It is required that all of the data be written out exactly.

* * * * * * *

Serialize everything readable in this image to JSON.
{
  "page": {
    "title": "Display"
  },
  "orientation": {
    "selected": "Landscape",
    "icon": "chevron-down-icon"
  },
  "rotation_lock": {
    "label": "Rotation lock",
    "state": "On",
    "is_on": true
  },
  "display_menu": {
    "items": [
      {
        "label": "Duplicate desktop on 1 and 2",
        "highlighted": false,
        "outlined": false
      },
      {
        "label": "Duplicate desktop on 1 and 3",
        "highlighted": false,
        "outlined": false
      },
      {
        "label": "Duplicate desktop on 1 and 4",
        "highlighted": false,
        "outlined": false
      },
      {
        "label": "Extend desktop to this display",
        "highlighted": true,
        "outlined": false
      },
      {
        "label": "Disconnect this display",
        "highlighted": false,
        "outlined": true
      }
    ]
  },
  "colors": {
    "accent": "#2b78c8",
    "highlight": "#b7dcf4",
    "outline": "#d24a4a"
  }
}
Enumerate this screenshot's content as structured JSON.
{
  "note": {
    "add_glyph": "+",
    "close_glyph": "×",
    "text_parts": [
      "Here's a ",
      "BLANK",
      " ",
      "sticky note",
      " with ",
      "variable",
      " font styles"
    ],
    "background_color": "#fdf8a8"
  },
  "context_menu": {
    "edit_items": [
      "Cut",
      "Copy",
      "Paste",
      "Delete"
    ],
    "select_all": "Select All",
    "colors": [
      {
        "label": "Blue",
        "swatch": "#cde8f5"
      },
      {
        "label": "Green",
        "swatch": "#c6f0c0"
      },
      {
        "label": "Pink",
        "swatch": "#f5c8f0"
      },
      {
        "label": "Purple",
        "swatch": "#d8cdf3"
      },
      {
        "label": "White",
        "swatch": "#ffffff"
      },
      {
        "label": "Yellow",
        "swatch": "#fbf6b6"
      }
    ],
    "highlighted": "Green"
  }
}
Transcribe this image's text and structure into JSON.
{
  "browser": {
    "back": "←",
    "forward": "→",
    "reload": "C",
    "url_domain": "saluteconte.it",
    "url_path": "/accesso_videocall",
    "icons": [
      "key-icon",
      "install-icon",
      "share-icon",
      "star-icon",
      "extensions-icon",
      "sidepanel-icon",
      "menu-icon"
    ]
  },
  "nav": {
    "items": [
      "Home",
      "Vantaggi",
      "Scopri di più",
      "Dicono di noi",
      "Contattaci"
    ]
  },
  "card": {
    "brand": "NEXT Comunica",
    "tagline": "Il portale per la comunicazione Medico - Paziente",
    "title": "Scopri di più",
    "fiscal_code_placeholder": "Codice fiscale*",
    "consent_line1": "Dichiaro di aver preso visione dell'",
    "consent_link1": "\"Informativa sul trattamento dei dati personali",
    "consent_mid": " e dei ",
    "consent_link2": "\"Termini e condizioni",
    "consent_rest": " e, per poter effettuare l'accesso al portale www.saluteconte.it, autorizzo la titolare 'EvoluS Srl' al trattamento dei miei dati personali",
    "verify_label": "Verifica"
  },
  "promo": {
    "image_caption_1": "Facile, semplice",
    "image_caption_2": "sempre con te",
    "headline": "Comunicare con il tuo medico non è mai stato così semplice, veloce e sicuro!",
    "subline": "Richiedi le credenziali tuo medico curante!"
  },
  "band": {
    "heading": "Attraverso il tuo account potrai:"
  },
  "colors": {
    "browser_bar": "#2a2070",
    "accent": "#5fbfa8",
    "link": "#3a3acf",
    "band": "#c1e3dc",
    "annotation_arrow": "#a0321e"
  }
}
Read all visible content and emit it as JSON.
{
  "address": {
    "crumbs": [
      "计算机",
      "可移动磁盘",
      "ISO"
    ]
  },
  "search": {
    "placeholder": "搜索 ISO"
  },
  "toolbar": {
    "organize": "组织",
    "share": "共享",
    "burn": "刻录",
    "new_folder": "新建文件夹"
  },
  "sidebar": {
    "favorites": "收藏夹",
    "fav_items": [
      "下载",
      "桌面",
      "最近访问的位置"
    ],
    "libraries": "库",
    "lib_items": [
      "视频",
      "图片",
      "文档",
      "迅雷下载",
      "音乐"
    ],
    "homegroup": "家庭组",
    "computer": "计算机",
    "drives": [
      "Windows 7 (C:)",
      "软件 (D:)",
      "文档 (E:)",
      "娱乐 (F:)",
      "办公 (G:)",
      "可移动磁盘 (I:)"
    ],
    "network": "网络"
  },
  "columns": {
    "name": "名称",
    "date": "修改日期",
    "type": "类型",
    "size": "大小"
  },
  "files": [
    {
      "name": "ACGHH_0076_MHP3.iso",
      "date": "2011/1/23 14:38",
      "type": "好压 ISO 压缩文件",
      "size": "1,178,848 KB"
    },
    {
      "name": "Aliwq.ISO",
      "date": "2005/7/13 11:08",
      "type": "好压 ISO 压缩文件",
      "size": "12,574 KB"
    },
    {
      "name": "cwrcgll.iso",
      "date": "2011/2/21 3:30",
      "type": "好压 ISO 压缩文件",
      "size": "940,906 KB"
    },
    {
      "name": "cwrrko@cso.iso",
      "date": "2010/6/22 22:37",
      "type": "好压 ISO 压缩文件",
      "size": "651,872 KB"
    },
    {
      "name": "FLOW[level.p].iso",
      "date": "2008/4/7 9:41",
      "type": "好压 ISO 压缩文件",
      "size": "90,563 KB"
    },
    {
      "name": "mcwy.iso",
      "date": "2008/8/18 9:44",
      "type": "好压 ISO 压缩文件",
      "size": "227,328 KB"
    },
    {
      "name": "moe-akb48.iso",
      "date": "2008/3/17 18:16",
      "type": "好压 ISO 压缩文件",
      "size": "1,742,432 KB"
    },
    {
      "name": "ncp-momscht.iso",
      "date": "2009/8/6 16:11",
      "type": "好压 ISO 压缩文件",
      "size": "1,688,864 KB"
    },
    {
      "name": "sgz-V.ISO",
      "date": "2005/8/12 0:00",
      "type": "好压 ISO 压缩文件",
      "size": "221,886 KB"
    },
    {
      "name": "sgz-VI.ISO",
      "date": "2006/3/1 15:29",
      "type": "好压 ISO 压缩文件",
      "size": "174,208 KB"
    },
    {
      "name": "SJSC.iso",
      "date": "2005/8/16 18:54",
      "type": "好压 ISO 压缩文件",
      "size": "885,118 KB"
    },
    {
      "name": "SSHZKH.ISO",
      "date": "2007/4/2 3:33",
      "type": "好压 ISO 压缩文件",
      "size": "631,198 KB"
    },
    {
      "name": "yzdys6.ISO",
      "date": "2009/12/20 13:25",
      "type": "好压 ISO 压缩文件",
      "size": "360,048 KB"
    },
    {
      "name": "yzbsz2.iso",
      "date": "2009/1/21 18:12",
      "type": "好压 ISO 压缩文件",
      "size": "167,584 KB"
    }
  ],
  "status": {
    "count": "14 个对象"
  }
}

* * * * * * *

Response below.
Serialize everything readable in this image to JSON.
{
  "page": {
    "title": "Display"
  },
  "orientation": {
    "selected": "Landscape",
    "icon": "chevron-down-icon"
  },
  "rotation_lock": {
    "label": "Rotation lock",
    "state": "On",
    "is_on": true
  },
  "display_menu": {
    "items": [
      {
        "label": "Duplicate desktop on 1 and 2",
        "highlighted": false,
        "outlined": false
      },
      {
        "label": "Duplicate desktop on 1 and 3",
        "highlighted": false,
        "outlined": false
      },
      {
        "label": "Duplicate desktop on 1 and 4",
        "highlighted": false,
        "outlined": false
      },
      {
        "label": "Extend desktop to this display",
        "highlighted": true,
        "outlined": false
      },
      {
        "label": "Disconnect this display",
        "highlighted": false,
        "outlined": true
      }
    ]
  },
  "colors": {
    "accent": "#2b78c8",
    "highlight": "#b7dcf4",
    "outline": "#d24a4a"
  }
}
Enumerate this screenshot's content as structured JSON.
{
  "note": {
    "add_glyph": "+",
    "close_glyph": "×",
    "text_parts": [
      "Here's a ",
      "BLANK",
      " ",
      "sticky note",
      " with ",
      "variable",
      " font styles"
    ],
    "background_color": "#fdf8a8"
  },
  "context_menu": {
    "edit_items": [
      "Cut",
      "Copy",
      "Paste",
      "Delete"
    ],
    "select_all": "Select All",
    "colors": [
      {
        "label": "Blue",
        "swatch": "#cde8f5"
      },
      {
        "label": "Green",
        "swatch": "#c6f0c0"
      },
      {
        "label": "Pink",
        "swatch": "#f5c8f0"
      },
      {
        "label": "Purple",
        "swatch": "#d8cdf3"
      },
      {
        "label": "White",
        "swatch": "#ffffff"
      },
      {
        "label": "Yellow",
        "swatch": "#fbf6b6"
      }
    ],
    "highlighted": "Green"
  }
}
Transcribe this image's text and structure into JSON.
{
  "browser": {
    "back": "←",
    "forward": "→",
    "reload": "C",
    "url_domain": "saluteconte.it",
    "url_path": "/accesso_videocall",
    "icons": [
      "key-icon",
      "install-icon",
      "share-icon",
      "star-icon",
      "extensions-icon",
      "sidepanel-icon",
      "menu-icon"
    ]
  },
  "nav": {
    "items": [
      "Home",
      "Vantaggi",
      "Scopri di più",
      "Dicono di noi",
      "Contattaci"
    ]
  },
  "card": {
    "brand": "NEXT Comunica",
    "tagline": "Il portale per la comunicazione Medico - Paziente",
    "title": "Scopri di più",
    "fiscal_code_placeholder": "Codice fiscale*",
    "consent_line1": "Dichiaro di aver preso visione dell'",
    "consent_link1": "\"Informativa sul trattamento dei dati personali",
    "consent_mid": " e dei ",
    "consent_link2": "\"Termini e condizioni",
    "consent_rest": " e, per poter effettuare l'accesso al portale www.saluteconte.it, autorizzo la titolare 'EvoluS Srl' al trattamento dei miei dati personali",
    "verify_label": "Verifica"
  },
  "promo": {
    "image_caption_1": "Facile, semplice",
    "image_caption_2": "sempre con te",
    "headline": "Comunicare con il tuo medico non è mai stato così semplice, veloce e sicuro!",
    "subline": "Richiedi le credenziali tuo medico curante!"
  },
  "band": {
    "heading": "Attraverso il tuo account potrai:"
  },
  "colors": {
    "browser_bar": "#2a2070",
    "accent": "#5fbfa8",
    "link": "#3a3acf",
    "band": "#c1e3dc",
    "annotation_arrow": "#a0321e"
  }
}
Read all visible content and emit it as JSON.
{
  "address": {
    "crumbs": [
      "计算机",
      "可移动磁盘",
      "ISO"
    ]
  },
  "search": {
    "placeholder": "搜索 ISO"
  },
  "toolbar": {
    "organize": "组织",
    "share": "共享",
    "burn": "刻录",
    "new_folder": "新建文件夹"
  },
  "sidebar": {
    "favorites": "收藏夹",
    "fav_items": [
      "下载",
      "桌面",
      "最近访问的位置"
    ],
    "libraries": "库",
    "lib_items": [
      "视频",
      "图片",
      "文档",
      "迅雷下载",
      "音乐"
    ],
    "homegroup": "家庭组",
    "computer": "计算机",
    "drives": [
      "Windows 7 (C:)",
      "软件 (D:)",
      "文档 (E:)",
      "娱乐 (F:)",
      "办公 (G:)",
      "可移动磁盘 (I:)"
    ],
    "network": "网络"
  },
  "columns": {
    "name": "名称",
    "date": "修改日期",
    "type": "类型",
    "size": "大小"
  },
  "files": [
    {
      "name": "ACGHH_0076_MHP3.iso",
      "date": "2011/1/23 14:38",
      "type": "好压 ISO 压缩文件",
      "size": "1,178,848 KB"
    },
    {
      "name": "Aliwq.ISO",
      "date": "2005/7/13 11:08",
      "type": "好压 ISO 压缩文件",
      "size": "12,574 KB"
    },
    {
      "name": "cwrcgll.iso",
      "date": "2011/2/21 3:30",
      "type": "好压 ISO 压缩文件",
      "size": "940,906 KB"
    },
    {
      "name": "cwrrko@cso.iso",
      "date": "2010/6/22 22:37",
      "type": "好压 ISO 压缩文件",
      "size": "651,872 KB"
    },
    {
      "name": "FLOW[level.p].iso",
      "date": "2008/4/7 9:41",
      "type": "好压 ISO 压缩文件",
      "size": "90,563 KB"
    },
    {
      "name": "mcwy.iso",
      "date": "2008/8/18 9:44",
      "type": "好压 ISO 压缩文件",
      "size": "227,328 KB"
    },
    {
      "name": "moe-akb48.iso",
      "date": "2008/3/17 18:16",
      "type": "好压 ISO 压缩文件",
      "size": "1,742,432 KB"
    },
    {
      "name": "ncp-momscht.iso",
      "date": "2009/8/6 16:11",
      "type": "好压 ISO 压缩文件",
      "size": "1,688,864 KB"
    },
    {
      "name": "sgz-V.ISO",
      "date": "2005/8/12 0:00",
      "type": "好压 ISO 压缩文件",
      "size": "221,886 KB"
    },
    {
      "name": "sgz-VI.ISO",
      "date": "2006/3/1 15:29",
      "type": "好压 ISO 压缩文件",
      "size": "174,208 KB"
    },
    {
      "name": "SJSC.iso",
      "date": "2005/8/16 18:54",
      "type": "好压 ISO 压缩文件",
      "size": "885,118 KB"
    },
    {
      "name": "SSHZKH.ISO",
      "date": "2007/4/2 3:33",
      "type": "好压 ISO 压缩文件",
      "size": "631,198 KB"
    },
    {
      "name": "yzdys6.ISO",
      "date": "2009/12/20 13:25",
      "type": "好压 ISO 压缩文件",
      "size": "360,048 KB"
    },
    {
      "name": "yzbsz2.iso",
      "date": "2009/1/21 18:12",
      "type": "好压 ISO 压缩文件",
      "size": "167,584 KB"
    }
  ],
  "status": {
    "count": "14 个对象"
  }
}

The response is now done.